Single out the lines that include the word "chart". Copy them.
** START OF Data lines **
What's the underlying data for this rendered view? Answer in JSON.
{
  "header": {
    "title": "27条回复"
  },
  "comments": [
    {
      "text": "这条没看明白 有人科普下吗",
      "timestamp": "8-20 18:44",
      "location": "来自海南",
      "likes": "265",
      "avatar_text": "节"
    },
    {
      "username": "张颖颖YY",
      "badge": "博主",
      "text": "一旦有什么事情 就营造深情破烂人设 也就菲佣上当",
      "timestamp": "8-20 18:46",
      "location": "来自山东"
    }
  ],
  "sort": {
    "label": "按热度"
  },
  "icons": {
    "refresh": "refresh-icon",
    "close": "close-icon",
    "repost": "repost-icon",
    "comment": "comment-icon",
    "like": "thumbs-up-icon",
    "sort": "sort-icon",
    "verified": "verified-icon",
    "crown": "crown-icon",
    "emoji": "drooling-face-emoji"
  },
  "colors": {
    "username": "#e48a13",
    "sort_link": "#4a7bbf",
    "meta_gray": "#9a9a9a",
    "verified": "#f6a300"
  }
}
** END OF Data lines **
** START OF Data lines **
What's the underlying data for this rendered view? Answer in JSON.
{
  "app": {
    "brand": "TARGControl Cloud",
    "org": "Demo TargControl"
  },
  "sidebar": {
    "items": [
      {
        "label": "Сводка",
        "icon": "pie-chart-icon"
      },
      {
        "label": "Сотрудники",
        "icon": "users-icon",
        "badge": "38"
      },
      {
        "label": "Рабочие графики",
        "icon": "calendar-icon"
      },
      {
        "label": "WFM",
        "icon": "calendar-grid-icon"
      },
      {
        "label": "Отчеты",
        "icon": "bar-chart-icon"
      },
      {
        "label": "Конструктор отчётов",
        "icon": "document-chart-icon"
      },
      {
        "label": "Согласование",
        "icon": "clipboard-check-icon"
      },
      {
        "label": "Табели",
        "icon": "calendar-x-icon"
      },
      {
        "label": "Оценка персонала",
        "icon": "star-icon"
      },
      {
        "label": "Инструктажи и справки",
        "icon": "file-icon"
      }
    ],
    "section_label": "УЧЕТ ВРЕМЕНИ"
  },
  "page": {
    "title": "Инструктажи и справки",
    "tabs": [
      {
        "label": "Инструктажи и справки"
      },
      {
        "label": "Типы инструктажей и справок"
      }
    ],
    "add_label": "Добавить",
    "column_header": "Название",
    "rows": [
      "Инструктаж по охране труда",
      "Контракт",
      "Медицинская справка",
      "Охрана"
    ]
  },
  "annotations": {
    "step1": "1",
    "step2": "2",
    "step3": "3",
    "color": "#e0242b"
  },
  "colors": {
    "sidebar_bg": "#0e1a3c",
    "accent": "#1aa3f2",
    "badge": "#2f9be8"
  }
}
** END OF Data lines **
→ **Correct response**
        "icon": "pie-chart-icon"
        "icon": "bar-chart-icon"
        "icon": "document-chart-icon"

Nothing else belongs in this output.